(Stored data entries)
=-=-=-=-=
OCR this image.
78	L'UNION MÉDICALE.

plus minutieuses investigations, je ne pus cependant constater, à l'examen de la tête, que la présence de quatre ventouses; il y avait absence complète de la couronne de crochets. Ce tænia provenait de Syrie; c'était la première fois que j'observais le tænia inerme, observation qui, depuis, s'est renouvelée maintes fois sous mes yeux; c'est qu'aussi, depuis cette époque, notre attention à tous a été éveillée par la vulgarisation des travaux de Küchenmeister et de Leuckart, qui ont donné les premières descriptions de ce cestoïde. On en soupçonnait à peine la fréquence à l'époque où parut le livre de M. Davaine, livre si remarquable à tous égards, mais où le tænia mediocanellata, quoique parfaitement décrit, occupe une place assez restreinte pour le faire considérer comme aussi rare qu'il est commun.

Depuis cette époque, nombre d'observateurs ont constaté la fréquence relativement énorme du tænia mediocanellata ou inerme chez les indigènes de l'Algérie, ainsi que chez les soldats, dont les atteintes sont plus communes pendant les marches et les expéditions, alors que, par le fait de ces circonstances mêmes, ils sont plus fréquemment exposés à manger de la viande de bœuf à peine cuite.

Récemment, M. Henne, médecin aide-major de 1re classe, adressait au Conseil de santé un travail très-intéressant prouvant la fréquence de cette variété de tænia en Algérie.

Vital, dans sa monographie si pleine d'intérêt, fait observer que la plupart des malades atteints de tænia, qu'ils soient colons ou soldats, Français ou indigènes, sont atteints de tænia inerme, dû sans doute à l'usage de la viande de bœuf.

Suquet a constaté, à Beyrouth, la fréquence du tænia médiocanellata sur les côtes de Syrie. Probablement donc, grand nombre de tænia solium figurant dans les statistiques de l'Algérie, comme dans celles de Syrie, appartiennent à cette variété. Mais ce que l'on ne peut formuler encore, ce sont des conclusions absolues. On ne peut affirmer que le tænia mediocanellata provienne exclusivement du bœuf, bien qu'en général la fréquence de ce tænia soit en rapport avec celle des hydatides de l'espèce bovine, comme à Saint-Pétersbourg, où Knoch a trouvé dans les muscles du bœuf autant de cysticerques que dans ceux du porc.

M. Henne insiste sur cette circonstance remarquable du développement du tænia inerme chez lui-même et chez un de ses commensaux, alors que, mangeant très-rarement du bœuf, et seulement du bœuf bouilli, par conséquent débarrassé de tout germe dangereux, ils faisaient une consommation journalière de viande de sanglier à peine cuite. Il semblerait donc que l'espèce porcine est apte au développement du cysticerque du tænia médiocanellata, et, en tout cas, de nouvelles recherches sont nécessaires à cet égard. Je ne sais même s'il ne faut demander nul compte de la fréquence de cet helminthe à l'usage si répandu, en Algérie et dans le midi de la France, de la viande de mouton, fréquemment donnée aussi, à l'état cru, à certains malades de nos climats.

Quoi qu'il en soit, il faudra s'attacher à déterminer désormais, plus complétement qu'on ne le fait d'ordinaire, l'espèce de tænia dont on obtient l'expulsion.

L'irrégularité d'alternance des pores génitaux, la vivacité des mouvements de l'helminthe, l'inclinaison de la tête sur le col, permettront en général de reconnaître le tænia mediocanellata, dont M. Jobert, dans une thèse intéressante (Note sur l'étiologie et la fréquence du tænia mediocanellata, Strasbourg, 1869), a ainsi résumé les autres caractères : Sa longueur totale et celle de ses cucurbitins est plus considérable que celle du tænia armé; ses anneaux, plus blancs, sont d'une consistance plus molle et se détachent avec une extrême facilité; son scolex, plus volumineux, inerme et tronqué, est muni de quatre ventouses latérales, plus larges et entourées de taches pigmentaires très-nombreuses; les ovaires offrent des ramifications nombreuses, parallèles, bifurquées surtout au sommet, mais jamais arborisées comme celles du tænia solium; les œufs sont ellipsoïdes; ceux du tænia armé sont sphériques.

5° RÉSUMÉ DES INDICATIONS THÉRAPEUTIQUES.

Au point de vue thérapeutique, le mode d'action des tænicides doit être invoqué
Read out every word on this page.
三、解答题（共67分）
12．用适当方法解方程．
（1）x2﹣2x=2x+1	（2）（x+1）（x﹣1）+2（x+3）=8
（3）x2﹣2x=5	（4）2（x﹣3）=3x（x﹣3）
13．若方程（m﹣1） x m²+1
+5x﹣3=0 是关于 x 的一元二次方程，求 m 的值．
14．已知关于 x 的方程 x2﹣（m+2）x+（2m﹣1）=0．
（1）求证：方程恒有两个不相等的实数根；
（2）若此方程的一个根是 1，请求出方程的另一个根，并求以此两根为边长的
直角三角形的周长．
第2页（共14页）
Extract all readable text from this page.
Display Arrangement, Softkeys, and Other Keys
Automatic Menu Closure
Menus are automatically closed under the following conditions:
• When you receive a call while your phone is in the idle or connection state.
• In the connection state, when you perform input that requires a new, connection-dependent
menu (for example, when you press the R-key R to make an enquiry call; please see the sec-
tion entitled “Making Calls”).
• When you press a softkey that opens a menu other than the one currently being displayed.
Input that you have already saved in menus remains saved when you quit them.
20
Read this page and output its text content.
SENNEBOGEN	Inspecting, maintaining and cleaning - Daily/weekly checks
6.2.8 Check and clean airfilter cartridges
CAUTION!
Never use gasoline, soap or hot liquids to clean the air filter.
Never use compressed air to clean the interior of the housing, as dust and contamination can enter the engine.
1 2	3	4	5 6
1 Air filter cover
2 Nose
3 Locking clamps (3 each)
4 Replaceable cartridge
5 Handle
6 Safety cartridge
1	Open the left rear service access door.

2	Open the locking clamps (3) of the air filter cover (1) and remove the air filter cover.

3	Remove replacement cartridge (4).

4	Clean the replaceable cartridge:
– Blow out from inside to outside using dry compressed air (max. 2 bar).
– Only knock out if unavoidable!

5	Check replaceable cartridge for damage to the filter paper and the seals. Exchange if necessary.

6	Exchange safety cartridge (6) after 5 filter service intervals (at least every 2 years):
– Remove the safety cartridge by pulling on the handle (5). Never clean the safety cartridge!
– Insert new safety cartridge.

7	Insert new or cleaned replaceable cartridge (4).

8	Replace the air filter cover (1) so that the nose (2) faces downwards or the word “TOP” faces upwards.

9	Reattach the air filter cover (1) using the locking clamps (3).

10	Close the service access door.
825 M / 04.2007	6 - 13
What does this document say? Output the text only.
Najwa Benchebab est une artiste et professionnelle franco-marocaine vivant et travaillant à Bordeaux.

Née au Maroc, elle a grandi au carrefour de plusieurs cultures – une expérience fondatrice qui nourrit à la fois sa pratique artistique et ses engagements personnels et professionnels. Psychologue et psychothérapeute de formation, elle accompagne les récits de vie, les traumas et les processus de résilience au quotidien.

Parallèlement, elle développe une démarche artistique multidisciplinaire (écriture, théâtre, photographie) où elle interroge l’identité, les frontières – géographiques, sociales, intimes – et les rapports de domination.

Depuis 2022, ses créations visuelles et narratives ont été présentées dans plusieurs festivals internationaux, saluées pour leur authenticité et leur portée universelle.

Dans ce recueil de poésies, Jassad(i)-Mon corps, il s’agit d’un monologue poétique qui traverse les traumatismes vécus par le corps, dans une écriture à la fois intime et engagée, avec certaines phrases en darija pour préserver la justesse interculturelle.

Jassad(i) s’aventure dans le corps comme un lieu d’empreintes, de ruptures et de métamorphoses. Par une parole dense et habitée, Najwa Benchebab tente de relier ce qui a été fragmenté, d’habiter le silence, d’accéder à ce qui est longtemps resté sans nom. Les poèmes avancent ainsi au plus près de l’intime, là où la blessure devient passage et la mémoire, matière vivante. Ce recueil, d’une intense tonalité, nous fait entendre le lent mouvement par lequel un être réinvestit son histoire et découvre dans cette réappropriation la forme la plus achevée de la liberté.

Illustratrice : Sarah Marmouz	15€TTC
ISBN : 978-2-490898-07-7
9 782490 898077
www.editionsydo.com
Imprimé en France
=-=-=-=-=
**TASK DESCRIPTION**
Reproduce each line of the material containing the word "médiocanellata".

**CORRECT RESULT**
Suquet a constaté, à Beyrouth, la fréquence du tænia médiocanellata sur les côtes de Syrie. Probablement donc, grand nombre de tænia solium figurant dans les statistiques de l'Algérie, comme dans celles de Syrie, appartiennent à cette variété. Mais ce que l'on ne peut formuler encore, ce sont des conclusions absolues. On ne peut affirmer que le tænia mediocanellata provienne exclusivement du bœuf, bien qu'en général la fréquence de ce tænia soit en rapport avec celle des hydatides de l'espèce bovine, comme à Saint-Pétersbourg, où Knoch a trouvé dans les muscles du bœuf autant de cysticerques que dans ceux du porc.
M. Henne insiste sur cette circonstance remarquable du développement du tænia inerme chez lui-même et chez un de ses commensaux, alors que, mangeant très-rarement du bœuf, et seulement du bœuf bouilli, par conséquent débarrassé de tout germe dangereux, ils faisaient une consommation journalière de viande de sanglier à peine cuite. Il semblerait donc que l'espèce porcine est apte au développement du cysticerque du tænia médiocanellata, et, en tout cas, de nouvelles recherches sont nécessaires à cet égard. Je ne sais même s'il ne faut demander nul compte de la fréquence de cet helminthe à l'usage si répandu, en Algérie et dans le midi de la France, de la viande de mouton, fréquemment donnée aussi, à l'état cru, à certains malades de nos climats.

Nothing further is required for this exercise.